══ SUPPLIED ENTRIES
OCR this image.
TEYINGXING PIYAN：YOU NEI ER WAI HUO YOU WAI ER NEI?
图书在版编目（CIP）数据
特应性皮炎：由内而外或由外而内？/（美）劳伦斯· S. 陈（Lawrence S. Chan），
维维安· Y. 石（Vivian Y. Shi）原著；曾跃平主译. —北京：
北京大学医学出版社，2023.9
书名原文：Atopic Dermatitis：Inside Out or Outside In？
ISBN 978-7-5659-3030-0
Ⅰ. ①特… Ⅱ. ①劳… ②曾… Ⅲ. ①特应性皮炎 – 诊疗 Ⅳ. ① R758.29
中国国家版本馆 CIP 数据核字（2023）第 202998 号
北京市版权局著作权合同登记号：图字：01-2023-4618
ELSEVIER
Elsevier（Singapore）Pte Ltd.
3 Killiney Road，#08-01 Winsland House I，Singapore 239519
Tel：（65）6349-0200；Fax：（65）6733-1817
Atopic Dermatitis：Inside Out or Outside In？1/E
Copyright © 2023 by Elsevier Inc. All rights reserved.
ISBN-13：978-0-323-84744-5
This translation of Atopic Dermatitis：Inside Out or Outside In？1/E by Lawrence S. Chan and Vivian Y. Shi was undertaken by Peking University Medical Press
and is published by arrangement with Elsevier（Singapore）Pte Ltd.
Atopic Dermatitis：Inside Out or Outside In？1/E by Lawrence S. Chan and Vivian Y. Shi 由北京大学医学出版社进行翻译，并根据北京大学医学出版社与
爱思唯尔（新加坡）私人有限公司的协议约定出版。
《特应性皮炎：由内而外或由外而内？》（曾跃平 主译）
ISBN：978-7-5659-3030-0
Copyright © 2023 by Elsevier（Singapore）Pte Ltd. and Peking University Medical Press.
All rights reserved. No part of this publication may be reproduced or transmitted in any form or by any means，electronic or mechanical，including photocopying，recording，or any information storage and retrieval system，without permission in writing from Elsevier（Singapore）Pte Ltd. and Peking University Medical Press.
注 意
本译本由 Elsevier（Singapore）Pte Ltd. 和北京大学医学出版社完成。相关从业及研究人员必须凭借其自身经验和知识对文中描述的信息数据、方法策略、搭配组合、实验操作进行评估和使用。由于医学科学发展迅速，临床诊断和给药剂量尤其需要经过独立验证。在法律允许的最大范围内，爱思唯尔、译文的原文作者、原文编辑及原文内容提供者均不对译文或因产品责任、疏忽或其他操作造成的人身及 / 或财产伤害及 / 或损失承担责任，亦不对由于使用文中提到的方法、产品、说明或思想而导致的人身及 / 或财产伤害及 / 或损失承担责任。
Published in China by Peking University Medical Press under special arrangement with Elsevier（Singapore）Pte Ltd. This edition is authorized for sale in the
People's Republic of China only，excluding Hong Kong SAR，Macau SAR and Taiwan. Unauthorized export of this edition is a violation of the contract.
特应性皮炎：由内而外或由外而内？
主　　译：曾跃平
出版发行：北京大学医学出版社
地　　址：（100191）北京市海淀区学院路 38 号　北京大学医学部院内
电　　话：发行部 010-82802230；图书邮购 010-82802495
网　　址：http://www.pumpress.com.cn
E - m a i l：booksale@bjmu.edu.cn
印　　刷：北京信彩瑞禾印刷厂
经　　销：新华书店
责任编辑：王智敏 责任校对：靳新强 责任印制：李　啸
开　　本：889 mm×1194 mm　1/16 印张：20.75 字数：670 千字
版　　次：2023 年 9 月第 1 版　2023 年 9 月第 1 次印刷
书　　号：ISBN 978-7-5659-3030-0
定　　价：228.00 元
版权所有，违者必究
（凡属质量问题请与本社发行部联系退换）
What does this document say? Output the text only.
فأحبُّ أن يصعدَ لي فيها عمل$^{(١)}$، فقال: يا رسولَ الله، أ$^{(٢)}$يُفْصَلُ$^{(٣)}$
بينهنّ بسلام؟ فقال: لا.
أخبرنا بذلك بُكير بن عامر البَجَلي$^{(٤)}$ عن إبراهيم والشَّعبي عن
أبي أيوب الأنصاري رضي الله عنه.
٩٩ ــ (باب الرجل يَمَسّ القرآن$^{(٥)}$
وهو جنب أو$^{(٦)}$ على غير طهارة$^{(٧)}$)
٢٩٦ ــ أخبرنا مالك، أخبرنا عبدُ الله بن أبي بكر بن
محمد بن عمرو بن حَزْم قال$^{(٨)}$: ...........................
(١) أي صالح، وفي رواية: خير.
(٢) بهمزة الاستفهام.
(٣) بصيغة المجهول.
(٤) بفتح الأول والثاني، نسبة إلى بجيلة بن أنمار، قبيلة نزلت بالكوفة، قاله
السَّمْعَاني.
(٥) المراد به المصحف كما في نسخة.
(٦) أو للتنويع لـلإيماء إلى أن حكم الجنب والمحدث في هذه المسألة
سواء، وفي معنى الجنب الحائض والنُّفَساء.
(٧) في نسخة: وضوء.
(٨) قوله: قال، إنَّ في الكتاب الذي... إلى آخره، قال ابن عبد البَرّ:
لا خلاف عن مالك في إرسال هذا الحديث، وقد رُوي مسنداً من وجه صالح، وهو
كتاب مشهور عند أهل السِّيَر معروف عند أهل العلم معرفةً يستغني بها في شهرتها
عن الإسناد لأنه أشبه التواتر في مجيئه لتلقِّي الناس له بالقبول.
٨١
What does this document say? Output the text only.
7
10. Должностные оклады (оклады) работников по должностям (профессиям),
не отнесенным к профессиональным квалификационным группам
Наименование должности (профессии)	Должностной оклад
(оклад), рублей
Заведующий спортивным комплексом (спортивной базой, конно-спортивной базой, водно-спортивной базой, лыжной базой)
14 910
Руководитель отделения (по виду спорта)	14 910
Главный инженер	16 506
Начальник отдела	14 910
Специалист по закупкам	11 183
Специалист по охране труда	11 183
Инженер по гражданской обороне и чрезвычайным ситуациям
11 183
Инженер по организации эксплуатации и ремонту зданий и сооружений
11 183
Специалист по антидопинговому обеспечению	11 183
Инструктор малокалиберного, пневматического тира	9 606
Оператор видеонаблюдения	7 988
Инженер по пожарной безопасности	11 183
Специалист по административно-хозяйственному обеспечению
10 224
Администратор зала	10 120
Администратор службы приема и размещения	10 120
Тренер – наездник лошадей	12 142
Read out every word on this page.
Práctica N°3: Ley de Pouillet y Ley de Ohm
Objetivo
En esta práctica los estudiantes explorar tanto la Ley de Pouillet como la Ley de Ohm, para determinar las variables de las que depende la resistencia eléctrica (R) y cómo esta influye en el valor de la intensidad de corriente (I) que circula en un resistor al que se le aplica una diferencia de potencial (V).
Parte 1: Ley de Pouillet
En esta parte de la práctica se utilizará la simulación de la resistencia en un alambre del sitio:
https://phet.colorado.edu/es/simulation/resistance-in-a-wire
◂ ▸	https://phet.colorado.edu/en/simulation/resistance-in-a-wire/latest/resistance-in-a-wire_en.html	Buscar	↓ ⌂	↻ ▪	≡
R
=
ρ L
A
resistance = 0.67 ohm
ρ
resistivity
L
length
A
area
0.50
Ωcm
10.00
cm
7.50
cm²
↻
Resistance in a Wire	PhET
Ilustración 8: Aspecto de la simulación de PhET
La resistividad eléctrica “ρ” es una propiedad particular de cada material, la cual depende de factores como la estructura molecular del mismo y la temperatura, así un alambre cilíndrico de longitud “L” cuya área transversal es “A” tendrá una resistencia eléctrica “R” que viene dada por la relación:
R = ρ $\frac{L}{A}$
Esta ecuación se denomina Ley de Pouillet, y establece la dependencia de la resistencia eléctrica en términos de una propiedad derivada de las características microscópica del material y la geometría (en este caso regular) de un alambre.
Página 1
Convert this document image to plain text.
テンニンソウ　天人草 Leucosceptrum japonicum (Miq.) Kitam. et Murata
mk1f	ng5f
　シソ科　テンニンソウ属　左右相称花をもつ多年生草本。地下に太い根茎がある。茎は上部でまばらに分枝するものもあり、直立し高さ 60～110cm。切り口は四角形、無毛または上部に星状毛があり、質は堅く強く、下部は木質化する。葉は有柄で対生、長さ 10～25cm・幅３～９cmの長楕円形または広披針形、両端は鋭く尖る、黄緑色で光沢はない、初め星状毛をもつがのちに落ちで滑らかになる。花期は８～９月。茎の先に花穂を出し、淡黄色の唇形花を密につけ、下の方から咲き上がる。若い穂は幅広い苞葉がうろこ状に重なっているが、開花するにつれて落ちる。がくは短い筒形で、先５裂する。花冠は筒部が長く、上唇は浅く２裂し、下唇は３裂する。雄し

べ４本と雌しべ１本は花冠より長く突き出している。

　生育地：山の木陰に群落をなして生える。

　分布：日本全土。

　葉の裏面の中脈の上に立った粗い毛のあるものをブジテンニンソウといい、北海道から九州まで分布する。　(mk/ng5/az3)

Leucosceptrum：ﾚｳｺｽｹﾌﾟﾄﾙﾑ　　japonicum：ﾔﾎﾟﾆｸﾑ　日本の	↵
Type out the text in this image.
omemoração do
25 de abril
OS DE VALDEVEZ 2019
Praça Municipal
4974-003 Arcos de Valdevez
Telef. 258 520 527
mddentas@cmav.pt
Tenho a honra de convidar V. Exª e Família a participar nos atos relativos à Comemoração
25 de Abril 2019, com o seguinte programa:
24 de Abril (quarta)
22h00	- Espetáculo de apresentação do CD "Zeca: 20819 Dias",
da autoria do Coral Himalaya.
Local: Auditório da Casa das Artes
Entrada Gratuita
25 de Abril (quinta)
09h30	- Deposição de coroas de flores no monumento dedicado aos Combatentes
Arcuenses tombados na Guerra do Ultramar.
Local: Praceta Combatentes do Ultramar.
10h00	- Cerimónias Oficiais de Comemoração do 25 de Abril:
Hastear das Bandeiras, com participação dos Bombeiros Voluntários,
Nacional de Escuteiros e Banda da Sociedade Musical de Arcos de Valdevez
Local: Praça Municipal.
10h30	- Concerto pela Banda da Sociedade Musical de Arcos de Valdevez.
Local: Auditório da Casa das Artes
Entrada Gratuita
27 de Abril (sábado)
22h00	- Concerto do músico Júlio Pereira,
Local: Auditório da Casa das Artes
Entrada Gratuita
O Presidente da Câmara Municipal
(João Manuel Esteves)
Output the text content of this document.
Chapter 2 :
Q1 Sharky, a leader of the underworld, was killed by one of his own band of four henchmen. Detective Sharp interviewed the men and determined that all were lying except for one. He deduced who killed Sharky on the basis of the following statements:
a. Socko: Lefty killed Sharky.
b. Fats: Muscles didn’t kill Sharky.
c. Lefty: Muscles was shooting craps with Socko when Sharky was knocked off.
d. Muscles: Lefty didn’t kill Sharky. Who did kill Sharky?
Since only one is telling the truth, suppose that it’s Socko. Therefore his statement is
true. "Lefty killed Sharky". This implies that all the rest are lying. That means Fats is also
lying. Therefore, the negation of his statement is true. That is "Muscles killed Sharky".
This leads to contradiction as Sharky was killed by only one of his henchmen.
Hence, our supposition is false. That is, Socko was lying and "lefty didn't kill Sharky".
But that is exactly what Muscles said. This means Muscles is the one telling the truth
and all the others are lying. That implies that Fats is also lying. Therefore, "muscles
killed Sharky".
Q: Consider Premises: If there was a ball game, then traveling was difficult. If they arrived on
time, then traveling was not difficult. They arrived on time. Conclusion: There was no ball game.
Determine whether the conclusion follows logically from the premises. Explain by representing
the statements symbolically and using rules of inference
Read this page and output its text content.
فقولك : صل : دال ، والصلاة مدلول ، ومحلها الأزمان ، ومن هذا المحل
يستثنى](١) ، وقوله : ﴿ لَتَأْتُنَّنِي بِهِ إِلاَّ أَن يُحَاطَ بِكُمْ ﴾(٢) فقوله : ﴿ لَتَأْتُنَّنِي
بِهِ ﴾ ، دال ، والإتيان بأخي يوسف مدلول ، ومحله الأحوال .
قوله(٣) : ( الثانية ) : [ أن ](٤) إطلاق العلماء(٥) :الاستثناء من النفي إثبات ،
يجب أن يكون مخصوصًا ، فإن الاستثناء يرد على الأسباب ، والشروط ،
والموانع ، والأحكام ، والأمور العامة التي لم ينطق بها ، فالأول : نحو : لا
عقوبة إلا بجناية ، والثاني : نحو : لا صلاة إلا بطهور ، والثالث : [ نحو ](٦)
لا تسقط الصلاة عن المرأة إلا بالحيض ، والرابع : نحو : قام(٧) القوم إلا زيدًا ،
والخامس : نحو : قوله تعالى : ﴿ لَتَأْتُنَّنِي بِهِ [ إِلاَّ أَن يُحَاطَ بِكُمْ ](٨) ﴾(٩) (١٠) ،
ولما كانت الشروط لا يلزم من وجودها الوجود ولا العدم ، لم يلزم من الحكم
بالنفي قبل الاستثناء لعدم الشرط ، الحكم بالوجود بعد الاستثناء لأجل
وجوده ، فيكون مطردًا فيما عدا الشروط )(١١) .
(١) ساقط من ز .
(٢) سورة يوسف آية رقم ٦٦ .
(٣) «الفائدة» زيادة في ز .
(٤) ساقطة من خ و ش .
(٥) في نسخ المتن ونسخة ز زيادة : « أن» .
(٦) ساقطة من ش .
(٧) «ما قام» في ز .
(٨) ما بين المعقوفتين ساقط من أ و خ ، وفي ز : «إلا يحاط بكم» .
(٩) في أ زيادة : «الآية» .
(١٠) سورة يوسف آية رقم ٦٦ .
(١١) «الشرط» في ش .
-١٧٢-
════
| DO THIS |
In the records shown above, how many lines include the word "Vivian"? Answer with the number only.

| TASK RESULT |
3